**What you are asked to do:** Each line that holds the word "inverse" counts once; report how many lines do so and nothing else.

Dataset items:

•••

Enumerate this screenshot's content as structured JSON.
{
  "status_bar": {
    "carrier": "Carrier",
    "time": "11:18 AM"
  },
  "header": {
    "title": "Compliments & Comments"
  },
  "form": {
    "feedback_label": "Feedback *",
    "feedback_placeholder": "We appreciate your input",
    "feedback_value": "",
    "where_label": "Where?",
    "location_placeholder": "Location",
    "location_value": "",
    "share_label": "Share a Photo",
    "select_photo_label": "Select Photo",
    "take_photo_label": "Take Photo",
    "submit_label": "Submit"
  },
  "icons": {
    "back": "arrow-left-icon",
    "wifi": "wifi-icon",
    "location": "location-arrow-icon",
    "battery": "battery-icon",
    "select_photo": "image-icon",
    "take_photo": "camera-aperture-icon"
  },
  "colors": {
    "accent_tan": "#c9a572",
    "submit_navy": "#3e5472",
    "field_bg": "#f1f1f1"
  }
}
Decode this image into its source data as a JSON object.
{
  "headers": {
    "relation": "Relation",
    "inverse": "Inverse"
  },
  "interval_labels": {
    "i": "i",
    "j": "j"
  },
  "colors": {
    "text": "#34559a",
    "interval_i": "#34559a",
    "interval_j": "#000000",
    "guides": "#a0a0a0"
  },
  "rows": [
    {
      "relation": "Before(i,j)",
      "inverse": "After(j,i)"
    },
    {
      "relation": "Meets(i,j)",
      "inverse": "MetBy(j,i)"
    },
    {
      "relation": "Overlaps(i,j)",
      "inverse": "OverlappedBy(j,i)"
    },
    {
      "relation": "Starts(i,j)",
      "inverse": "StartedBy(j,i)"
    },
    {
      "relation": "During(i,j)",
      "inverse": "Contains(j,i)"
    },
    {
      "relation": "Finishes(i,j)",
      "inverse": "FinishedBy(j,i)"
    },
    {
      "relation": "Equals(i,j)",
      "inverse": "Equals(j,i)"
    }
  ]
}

•••

**Solution for this task:** 8